## [TASK DETAILS]
Check every line below for the string "above", and copy the lines that contain it.

— Begin DATA SUPPLIED —

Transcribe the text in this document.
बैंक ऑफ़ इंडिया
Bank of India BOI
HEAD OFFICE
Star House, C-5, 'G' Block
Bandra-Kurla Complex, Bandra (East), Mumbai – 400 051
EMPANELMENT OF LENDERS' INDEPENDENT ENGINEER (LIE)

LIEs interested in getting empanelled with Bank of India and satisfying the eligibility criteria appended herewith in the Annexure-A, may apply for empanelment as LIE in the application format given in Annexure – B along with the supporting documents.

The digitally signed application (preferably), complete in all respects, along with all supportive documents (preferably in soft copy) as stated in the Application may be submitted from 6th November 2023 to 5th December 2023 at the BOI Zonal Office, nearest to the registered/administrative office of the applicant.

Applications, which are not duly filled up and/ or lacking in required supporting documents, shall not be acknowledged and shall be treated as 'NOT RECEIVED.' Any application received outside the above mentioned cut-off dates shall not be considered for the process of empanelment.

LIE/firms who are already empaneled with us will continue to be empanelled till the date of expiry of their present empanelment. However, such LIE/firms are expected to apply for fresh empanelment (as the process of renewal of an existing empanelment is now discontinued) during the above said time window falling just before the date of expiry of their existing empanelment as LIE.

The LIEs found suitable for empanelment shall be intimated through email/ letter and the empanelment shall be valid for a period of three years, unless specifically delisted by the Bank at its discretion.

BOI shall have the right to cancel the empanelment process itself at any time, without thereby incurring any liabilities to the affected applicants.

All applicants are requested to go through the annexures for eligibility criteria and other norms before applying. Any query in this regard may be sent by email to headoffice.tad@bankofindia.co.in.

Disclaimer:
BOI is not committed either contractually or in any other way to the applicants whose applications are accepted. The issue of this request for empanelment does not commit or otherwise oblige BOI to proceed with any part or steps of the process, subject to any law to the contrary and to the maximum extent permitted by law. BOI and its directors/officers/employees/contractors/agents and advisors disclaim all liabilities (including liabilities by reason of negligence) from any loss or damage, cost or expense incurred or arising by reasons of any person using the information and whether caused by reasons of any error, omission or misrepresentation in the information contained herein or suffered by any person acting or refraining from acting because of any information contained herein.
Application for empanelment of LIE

— End DATA SUPPLIED —

## [WRITTEN ANSWER]
Applications, which are not duly filled up and/ or lacking in required supporting documents, shall not be acknowledged and shall be treated as 'NOT RECEIVED.' Any application received outside the above mentioned cut-off dates shall not be considered for the process of empanelment.
LIE/firms who are already empaneled with us will continue to be empanelled till the date of expiry of their present empanelment. However, such LIE/firms are expected to apply for fresh empanelment (as the process of renewal of an existing empanelment is now discontinued) during the above said time window falling just before the date of expiry of their existing empanelment as LIE.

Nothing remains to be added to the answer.